*AIM OF THE TASK*
Write out the lines below from the very first one through the line containing "549, 1880, 553]", with both of those lines included. Copy each one exactly and give nothing after it.

*SOURCE DATA*

.....

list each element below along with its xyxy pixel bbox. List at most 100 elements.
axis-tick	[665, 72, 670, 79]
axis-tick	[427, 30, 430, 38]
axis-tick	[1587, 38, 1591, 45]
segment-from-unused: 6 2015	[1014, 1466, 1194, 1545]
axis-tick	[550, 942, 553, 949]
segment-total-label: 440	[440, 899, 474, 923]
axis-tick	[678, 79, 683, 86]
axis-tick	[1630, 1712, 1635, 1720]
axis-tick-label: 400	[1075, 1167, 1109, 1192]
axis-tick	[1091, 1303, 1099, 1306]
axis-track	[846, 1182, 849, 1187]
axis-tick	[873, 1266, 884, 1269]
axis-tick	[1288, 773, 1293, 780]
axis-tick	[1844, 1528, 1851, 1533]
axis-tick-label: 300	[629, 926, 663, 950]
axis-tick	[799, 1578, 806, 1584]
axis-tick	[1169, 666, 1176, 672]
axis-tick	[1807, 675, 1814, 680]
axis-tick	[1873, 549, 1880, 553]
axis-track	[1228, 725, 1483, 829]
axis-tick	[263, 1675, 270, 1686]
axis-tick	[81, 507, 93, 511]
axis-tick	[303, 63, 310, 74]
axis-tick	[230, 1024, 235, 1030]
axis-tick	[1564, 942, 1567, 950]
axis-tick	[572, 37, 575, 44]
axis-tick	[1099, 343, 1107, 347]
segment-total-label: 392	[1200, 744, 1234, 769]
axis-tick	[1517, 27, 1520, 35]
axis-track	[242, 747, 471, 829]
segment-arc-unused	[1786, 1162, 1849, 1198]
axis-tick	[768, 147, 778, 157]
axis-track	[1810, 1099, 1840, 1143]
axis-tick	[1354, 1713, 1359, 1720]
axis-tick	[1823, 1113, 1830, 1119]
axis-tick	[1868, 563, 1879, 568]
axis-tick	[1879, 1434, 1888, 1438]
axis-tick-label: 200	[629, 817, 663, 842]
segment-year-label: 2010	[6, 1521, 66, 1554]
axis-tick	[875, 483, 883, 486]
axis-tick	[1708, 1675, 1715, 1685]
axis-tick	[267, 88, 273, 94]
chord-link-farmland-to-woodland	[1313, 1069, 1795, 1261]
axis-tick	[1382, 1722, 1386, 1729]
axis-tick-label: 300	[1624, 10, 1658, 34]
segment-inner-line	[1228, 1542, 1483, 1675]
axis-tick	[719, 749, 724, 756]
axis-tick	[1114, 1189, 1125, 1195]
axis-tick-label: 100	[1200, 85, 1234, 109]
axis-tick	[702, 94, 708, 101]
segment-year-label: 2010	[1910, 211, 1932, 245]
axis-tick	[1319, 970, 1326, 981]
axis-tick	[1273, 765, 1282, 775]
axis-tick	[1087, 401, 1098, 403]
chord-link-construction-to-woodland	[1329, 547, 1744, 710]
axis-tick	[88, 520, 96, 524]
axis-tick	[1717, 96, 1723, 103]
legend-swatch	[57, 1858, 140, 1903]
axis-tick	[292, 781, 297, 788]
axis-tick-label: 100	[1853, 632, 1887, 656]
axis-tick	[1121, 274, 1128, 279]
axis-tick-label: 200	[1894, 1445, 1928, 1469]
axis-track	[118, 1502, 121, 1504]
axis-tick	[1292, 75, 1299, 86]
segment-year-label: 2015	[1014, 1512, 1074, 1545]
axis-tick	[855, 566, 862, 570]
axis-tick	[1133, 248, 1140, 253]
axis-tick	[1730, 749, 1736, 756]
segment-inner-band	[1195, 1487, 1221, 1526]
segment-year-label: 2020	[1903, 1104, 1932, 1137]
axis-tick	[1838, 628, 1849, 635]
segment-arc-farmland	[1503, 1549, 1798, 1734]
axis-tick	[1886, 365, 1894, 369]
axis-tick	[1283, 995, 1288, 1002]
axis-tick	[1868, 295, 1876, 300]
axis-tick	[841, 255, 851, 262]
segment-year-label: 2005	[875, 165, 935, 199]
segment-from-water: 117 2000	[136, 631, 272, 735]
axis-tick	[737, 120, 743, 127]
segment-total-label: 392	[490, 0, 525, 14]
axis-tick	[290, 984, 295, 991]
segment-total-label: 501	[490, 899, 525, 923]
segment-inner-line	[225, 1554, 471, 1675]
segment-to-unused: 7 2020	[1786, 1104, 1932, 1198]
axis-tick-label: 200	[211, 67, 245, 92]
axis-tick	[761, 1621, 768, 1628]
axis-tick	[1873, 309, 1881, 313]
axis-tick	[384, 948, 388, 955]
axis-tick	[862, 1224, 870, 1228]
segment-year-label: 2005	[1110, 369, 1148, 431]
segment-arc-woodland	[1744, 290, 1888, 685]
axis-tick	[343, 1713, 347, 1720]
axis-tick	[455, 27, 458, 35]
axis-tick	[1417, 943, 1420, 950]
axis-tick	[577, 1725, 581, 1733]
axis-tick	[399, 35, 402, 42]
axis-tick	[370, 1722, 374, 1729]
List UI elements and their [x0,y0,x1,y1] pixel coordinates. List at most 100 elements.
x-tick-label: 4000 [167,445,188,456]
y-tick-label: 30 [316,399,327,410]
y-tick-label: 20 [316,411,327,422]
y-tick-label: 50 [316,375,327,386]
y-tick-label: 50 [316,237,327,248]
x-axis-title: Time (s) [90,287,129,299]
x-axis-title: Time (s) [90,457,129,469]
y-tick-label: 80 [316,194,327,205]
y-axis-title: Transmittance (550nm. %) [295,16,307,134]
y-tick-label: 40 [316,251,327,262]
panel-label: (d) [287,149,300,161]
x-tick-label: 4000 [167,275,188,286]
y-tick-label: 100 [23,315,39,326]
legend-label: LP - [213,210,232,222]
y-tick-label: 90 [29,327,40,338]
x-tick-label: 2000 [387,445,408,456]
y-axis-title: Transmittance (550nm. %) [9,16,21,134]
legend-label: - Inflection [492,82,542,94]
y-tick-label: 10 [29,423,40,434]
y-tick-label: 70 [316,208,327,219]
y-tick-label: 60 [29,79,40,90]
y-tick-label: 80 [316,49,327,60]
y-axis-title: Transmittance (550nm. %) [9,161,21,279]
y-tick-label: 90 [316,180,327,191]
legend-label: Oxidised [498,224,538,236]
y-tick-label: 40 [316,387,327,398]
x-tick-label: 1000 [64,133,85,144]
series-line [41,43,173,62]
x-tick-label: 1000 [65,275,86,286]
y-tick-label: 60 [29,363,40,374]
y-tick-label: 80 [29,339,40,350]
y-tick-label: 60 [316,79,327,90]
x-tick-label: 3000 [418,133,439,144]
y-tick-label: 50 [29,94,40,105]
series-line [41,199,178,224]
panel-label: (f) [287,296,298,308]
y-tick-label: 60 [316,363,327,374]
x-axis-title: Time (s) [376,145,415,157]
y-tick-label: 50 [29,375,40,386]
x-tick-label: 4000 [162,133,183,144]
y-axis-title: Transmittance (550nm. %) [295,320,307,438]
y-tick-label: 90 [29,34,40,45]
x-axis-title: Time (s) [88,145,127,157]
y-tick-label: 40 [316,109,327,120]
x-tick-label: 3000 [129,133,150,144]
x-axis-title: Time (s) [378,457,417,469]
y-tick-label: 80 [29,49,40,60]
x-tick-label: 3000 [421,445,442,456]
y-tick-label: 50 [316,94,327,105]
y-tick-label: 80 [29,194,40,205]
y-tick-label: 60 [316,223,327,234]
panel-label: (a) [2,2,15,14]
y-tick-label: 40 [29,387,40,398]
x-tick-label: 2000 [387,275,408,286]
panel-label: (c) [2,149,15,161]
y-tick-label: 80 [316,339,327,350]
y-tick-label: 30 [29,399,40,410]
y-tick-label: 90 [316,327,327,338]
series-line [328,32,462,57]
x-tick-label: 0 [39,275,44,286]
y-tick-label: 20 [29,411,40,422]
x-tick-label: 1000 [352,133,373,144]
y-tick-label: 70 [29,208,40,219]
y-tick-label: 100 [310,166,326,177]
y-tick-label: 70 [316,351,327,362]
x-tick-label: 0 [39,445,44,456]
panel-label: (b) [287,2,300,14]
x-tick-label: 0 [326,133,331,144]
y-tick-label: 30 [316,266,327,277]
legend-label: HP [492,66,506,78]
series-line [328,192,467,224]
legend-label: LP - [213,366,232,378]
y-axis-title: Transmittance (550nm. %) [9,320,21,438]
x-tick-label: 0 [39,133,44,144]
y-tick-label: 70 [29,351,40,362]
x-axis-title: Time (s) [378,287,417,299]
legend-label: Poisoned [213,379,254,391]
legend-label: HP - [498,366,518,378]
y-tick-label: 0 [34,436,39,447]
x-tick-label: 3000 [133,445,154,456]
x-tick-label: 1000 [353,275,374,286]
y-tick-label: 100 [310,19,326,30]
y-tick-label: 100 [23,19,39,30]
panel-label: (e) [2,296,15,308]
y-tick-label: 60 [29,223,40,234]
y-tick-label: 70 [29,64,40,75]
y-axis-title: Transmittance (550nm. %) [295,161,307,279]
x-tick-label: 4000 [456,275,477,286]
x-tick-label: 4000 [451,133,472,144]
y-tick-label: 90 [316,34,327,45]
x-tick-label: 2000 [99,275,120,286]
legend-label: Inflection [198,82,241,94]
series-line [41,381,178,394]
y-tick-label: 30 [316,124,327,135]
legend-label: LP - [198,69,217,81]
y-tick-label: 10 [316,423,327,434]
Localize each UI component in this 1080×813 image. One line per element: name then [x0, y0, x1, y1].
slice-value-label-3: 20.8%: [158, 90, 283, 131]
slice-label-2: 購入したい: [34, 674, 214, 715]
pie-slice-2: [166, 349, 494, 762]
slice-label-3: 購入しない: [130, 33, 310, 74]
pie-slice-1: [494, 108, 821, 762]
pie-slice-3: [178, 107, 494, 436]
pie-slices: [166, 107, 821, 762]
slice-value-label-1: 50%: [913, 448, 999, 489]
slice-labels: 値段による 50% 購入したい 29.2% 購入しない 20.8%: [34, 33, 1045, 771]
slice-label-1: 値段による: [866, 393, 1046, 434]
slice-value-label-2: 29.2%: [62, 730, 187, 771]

.....

*RESULT BELOW*
list each element below along with its xyxy pixel bbox. List at most 100 elements.
axis-tick	[665, 72, 670, 79]
axis-tick	[427, 30, 430, 38]
axis-tick	[1587, 38, 1591, 45]
segment-from-unused: 6 2015	[1014, 1466, 1194, 1545]
axis-tick	[550, 942, 553, 949]
segment-total-label: 440	[440, 899, 474, 923]
axis-tick	[678, 79, 683, 86]
axis-tick	[1630, 1712, 1635, 1720]
axis-tick-label: 400	[1075, 1167, 1109, 1192]
axis-tick	[1091, 1303, 1099, 1306]
axis-track	[846, 1182, 849, 1187]
axis-tick	[873, 1266, 884, 1269]
axis-tick	[1288, 773, 1293, 780]
axis-tick	[1844, 1528, 1851, 1533]
axis-tick-label: 300	[629, 926, 663, 950]
axis-tick	[799, 1578, 806, 1584]
axis-tick	[1169, 666, 1176, 672]
axis-tick	[1807, 675, 1814, 680]
axis-tick	[1873, 549, 1880, 553]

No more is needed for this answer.